→ Problem
Give back each entry unchanged, minus pictures.

Collected data entries:

***

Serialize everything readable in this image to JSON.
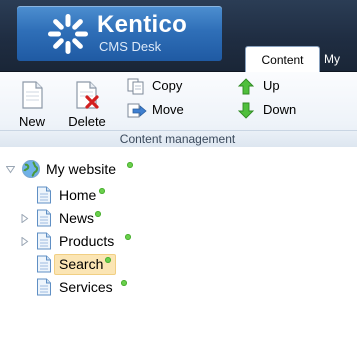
{
  "header": {
    "logo_title": "Kentico",
    "logo_subtitle": "CMS Desk",
    "tabs": [
      {
        "label": "Content",
        "active": true
      },
      {
        "label": "My",
        "active": false
      }
    ],
    "colors": {
      "header_bg": "#1f2d42",
      "logo_bg": "#2f6fb8"
    }
  },
  "ribbon": {
    "buttons": {
      "new": {
        "label": "New",
        "icon": "new-page-icon"
      },
      "delete": {
        "label": "Delete",
        "icon": "delete-page-icon"
      },
      "copy": {
        "label": "Copy",
        "icon": "copy-icon"
      },
      "move": {
        "label": "Move",
        "icon": "move-icon"
      },
      "up": {
        "label": "Up",
        "icon": "arrow-up-icon"
      },
      "down": {
        "label": "Down",
        "icon": "arrow-down-icon"
      }
    },
    "group_label": "Content management"
  },
  "tree": {
    "root": {
      "label": "My website",
      "icon": "globe-icon",
      "expanded": true,
      "published": true
    },
    "children": [
      {
        "label": "Home",
        "has_children": false,
        "selected": false
      },
      {
        "label": "News",
        "has_children": true,
        "selected": false
      },
      {
        "label": "Products",
        "has_children": true,
        "selected": false
      },
      {
        "label": "Search",
        "has_children": false,
        "selected": true
      },
      {
        "label": "Services",
        "has_children": false,
        "selected": false
      }
    ],
    "status_color": "#6ad04c",
    "selected_color": "#fbe5b4"
  }
}
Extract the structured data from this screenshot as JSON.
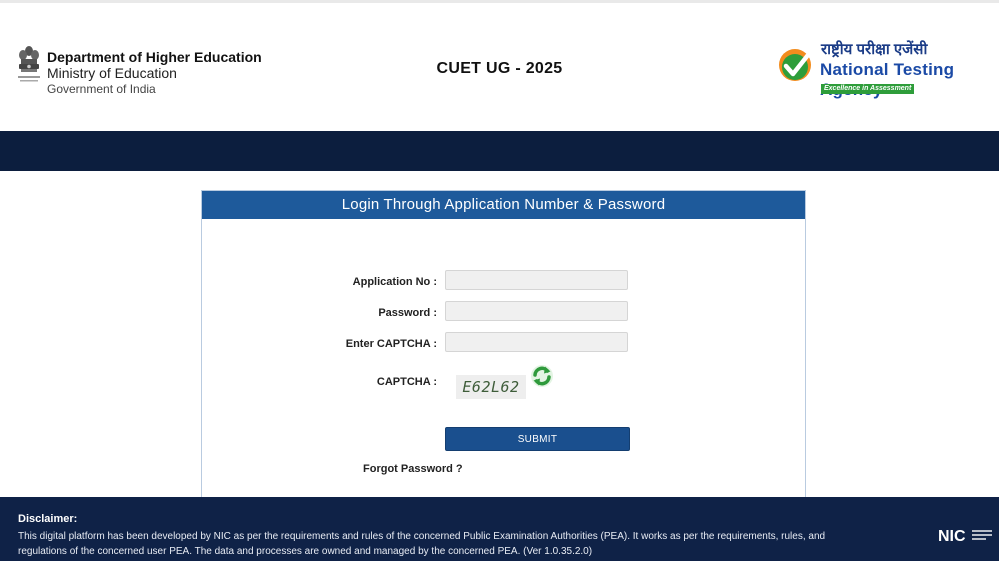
{
  "header": {
    "dept_line1": "Department of Higher Education",
    "dept_line2": "Ministry of Education",
    "dept_line3": "Government of India",
    "page_title": "CUET UG - 2025",
    "nta_hindi": "राष्ट्रीय परीक्षा एजेंसी",
    "nta_name": "National Testing Agency",
    "nta_tagline": "Excellence in Assessment"
  },
  "login": {
    "title": "Login Through Application Number & Password",
    "application_label": "Application No :",
    "application_value": "",
    "password_label": "Password :",
    "password_value": "",
    "captcha_input_label": "Enter CAPTCHA :",
    "captcha_input_value": "",
    "captcha_label": "CAPTCHA :",
    "captcha_text": "E62L62",
    "refresh_icon": "refresh-icon",
    "submit_label": "SUBMIT",
    "forgot_label": "Forgot Password ?"
  },
  "footer": {
    "disclaimer_title": "Disclaimer:",
    "disclaimer_text": "This digital platform has been developed by NIC as per the requirements and rules of the concerned Public Examination Authorities (PEA). It works as per the requirements, rules, and regulations of the concerned user PEA. The data and processes are owned and managed by the concerned PEA. (Ver 1.0.35.2.0)",
    "nic_label": "NIC"
  },
  "colors": {
    "primary_blue": "#1e5a9b",
    "nav_dark": "#0c1e3e",
    "footer_dark": "#0f2247",
    "submit_blue": "#1a4f8e",
    "nta_green": "#2e9d3a",
    "nta_orange": "#f28c1e"
  }
}
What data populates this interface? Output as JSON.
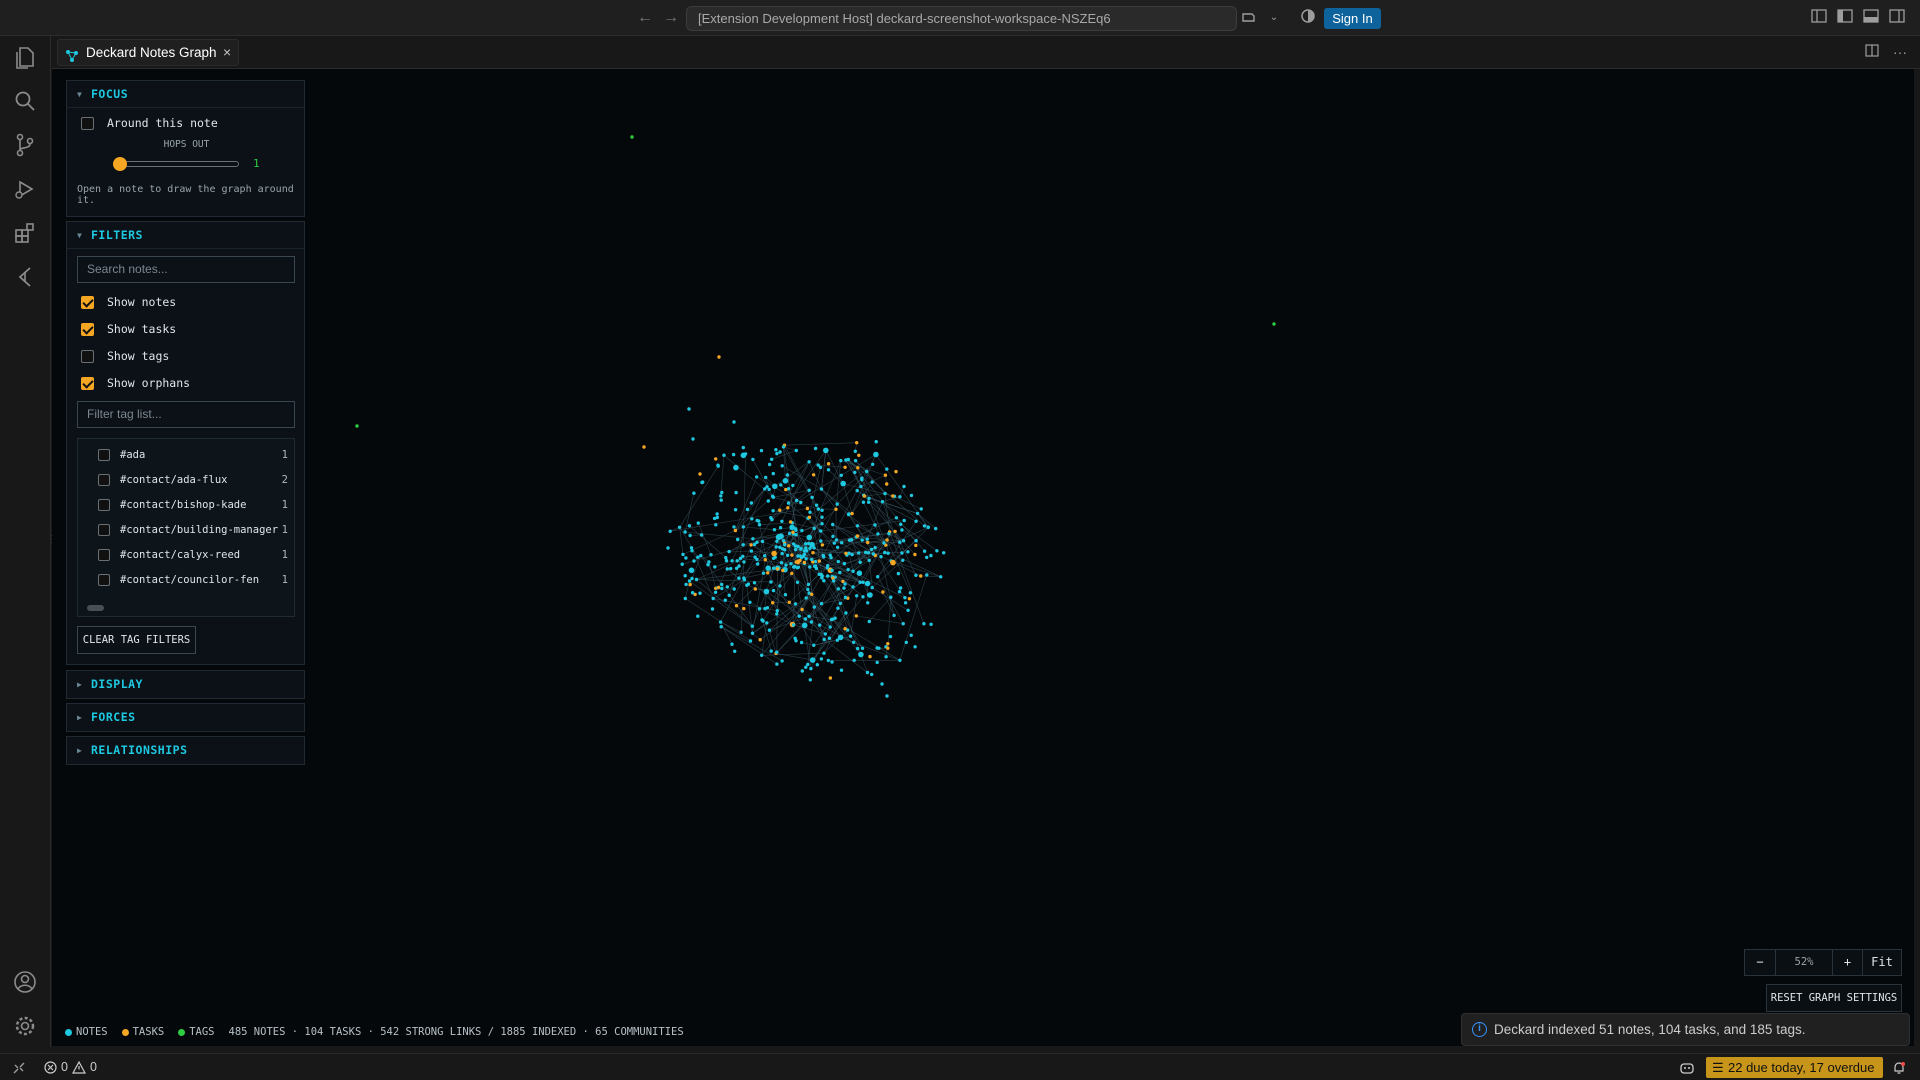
{
  "titlebar": {
    "back_icon": "arrow-left-icon",
    "forward_icon": "arrow-right-icon",
    "command_center": "[Extension Development Host] deckard-screenshot-workspace-NSZEq6",
    "sign_in": "Sign In"
  },
  "activity_bar": {
    "items": [
      "files-icon",
      "search-icon",
      "source-control-icon",
      "run-debug-icon",
      "extensions-icon",
      "deckard-icon"
    ],
    "bottom": [
      "account-icon",
      "settings-gear-icon"
    ]
  },
  "tab": {
    "label": "Deckard Notes Graph",
    "close": "×"
  },
  "focus_panel": {
    "title": "FOCUS",
    "around_label": "Around this note",
    "around_checked": false,
    "hops_label": "HOPS OUT",
    "hops_value": "1",
    "hint": "Open a note to draw the graph around it."
  },
  "filters_panel": {
    "title": "FILTERS",
    "search_placeholder": "Search notes...",
    "options": [
      {
        "label": "Show notes",
        "checked": true
      },
      {
        "label": "Show tasks",
        "checked": true
      },
      {
        "label": "Show tags",
        "checked": false
      },
      {
        "label": "Show orphans",
        "checked": true
      }
    ],
    "tag_filter_placeholder": "Filter tag list...",
    "tags": [
      {
        "name": "#ada",
        "count": "1"
      },
      {
        "name": "#contact/ada-flux",
        "count": "2"
      },
      {
        "name": "#contact/bishop-kade",
        "count": "1"
      },
      {
        "name": "#contact/building-manager",
        "count": "1"
      },
      {
        "name": "#contact/calyx-reed",
        "count": "1"
      },
      {
        "name": "#contact/councilor-fen",
        "count": "1"
      }
    ],
    "clear_button": "CLEAR TAG FILTERS"
  },
  "collapsed_panels": [
    "DISPLAY",
    "FORCES",
    "RELATIONSHIPS"
  ],
  "legend": {
    "notes": "NOTES",
    "tasks": "TASKS",
    "tags": "TAGS",
    "stats": "485 NOTES · 104 TASKS · 542 STRONG LINKS / 1885 INDEXED · 65 COMMUNITIES",
    "colors": {
      "notes": "#1ec8e0",
      "tasks": "#f5a623",
      "tags": "#2ecc40"
    }
  },
  "zoom": {
    "minus": "−",
    "level": "52%",
    "plus": "+",
    "fit": "Fit"
  },
  "reset_button": "RESET GRAPH SETTINGS",
  "toast": {
    "message": "Deckard indexed 51 notes, 104 tasks, and 185 tags."
  },
  "statusbar": {
    "errors": "0",
    "warnings": "0",
    "due": "22 due today, 17 overdue"
  }
}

***

→ Result
Serialize everything readable in this image to JSON.
{
  "header": {
    "logo_title": "Kentico",
    "logo_subtitle": "CMS Desk",
    "tabs": [
      {
        "label": "Content",
        "active": true
      },
      {
        "label": "My",
        "active": false
      }
    ],
    "colors": {
      "header_bg": "#1f2d42",
      "logo_bg": "#2f6fb8"
    }
  },
  "ribbon": {
    "buttons": {
      "new": {
        "label": "New",
        "icon": "new-page-icon"
      },
      "delete": {
        "label": "Delete",
        "icon": "delete-page-icon"
      },
      "copy": {
        "label": "Copy",
        "icon": "copy-icon"
      },
      "move": {
        "label": "Move",
        "icon": "move-icon"
      },
      "up": {
        "label": "Up",
        "icon": "arrow-up-icon"
      },
      "down": {
        "label": "Down",
        "icon": "arrow-down-icon"
      }
    },
    "group_label": "Content management"
  },
  "tree": {
    "root": {
      "label": "My website",
      "icon": "globe-icon",
      "expanded": true,
      "published": true
    },
    "children": [
      {
        "label": "Home",
        "has_children": false,
        "selected": false
      },
      {
        "label": "News",
        "has_children": true,
        "selected": false
      },
      {
        "label": "Products",
        "has_children": true,
        "selected": false
      },
      {
        "label": "Search",
        "has_children": false,
        "selected": true
      },
      {
        "label": "Services",
        "has_children": false,
        "selected": false
      }
    ],
    "status_color": "#6ad04c",
    "selected_color": "#fbe5b4"
  }
}
Extract the structured data from this screenshot as JSON.
{
  "header": {
    "dept_line1": "Department of Higher Education",
    "dept_line2": "Ministry of Education",
    "dept_line3": "Government of India",
    "page_title": "CUET UG - 2025",
    "nta_hindi": "राष्ट्रीय परीक्षा एजेंसी",
    "nta_name": "National Testing Agency",
    "nta_tagline": "Excellence in Assessment"
  },
  "login": {
    "title": "Login Through Application Number & Password",
    "application_label": "Application No :",
    "application_value": "",
    "password_label": "Password :",
    "password_value": "",
    "captcha_input_label": "Enter CAPTCHA :",
    "captcha_input_value": "",
    "captcha_label": "CAPTCHA :",
    "captcha_text": "E62L62",
    "refresh_icon": "refresh-icon",
    "submit_label": "SUBMIT",
    "forgot_label": "Forgot Password ?"
  },
  "footer": {
    "disclaimer_title": "Disclaimer:",
    "disclaimer_text": "This digital platform has been developed by NIC as per the requirements and rules of the concerned Public Examination Authorities (PEA). It works as per the requirements, rules, and regulations of the concerned user PEA. The data and processes are owned and managed by the concerned PEA. (Ver 1.0.35.2.0)",
    "nic_label": "NIC"
  },
  "colors": {
    "primary_blue": "#1e5a9b",
    "nav_dark": "#0c1e3e",
    "footer_dark": "#0f2247",
    "submit_blue": "#1a4f8e",
    "nta_green": "#2e9d3a",
    "nta_orange": "#f28c1e"
  }
}
What data populates this interface? Output as JSON.
{
  "titlebar": {
    "back_icon": "arrow-left-icon",
    "forward_icon": "arrow-right-icon",
    "command_center": "[Extension Development Host] deckard-screenshot-workspace-NSZEq6",
    "sign_in": "Sign In"
  },
  "activity_bar": {
    "items": [
      "files-icon",
      "search-icon",
      "source-control-icon",
      "run-debug-icon",
      "extensions-icon",
      "deckard-icon"
    ],
    "bottom": [
      "account-icon",
      "settings-gear-icon"
    ]
  },
  "tab": {
    "label": "Deckard Notes Graph",
    "close": "×"
  },
  "focus_panel": {
    "title": "FOCUS",
    "around_label": "Around this note",
    "around_checked": false,
    "hops_label": "HOPS OUT",
    "hops_value": "1",
    "hint": "Open a note to draw the graph around it."
  },
  "filters_panel": {
    "title": "FILTERS",
    "search_placeholder": "Search notes...",
    "options": [
      {
        "label": "Show notes",
        "checked": true
      },
      {
        "label": "Show tasks",
        "checked": true
      },
      {
        "label": "Show tags",
        "checked": false
      },
      {
        "label": "Show orphans",
        "checked": true
      }
    ],
    "tag_filter_placeholder": "Filter tag list...",
    "tags": [
      {
        "name": "#ada",
        "count": "1"
      },
      {
        "name": "#contact/ada-flux",
        "count": "2"
      },
      {
        "name": "#contact/bishop-kade",
        "count": "1"
      },
      {
        "name": "#contact/building-manager",
        "count": "1"
      },
      {
        "name": "#contact/calyx-reed",
        "count": "1"
      },
      {
        "name": "#contact/councilor-fen",
        "count": "1"
      }
    ],
    "clear_button": "CLEAR TAG FILTERS"
  },
  "collapsed_panels": [
    "DISPLAY",
    "FORCES",
    "RELATIONSHIPS"
  ],
  "legend": {
    "notes": "NOTES",
    "tasks": "TASKS",
    "tags": "TAGS",
    "stats": "485 NOTES · 104 TASKS · 542 STRONG LINKS / 1885 INDEXED · 65 COMMUNITIES",
    "colors": {
      "notes": "#1ec8e0",
      "tasks": "#f5a623",
      "tags": "#2ecc40"
    }
  },
  "zoom": {
    "minus": "−",
    "level": "52%",
    "plus": "+",
    "fit": "Fit"
  },
  "reset_button": "RESET GRAPH SETTINGS",
  "toast": {
    "message": "Deckard indexed 51 notes, 104 tasks, and 185 tags."
  },
  "statusbar": {
    "errors": "0",
    "warnings": "0",
    "due": "22 due today, 17 overdue"
  }
}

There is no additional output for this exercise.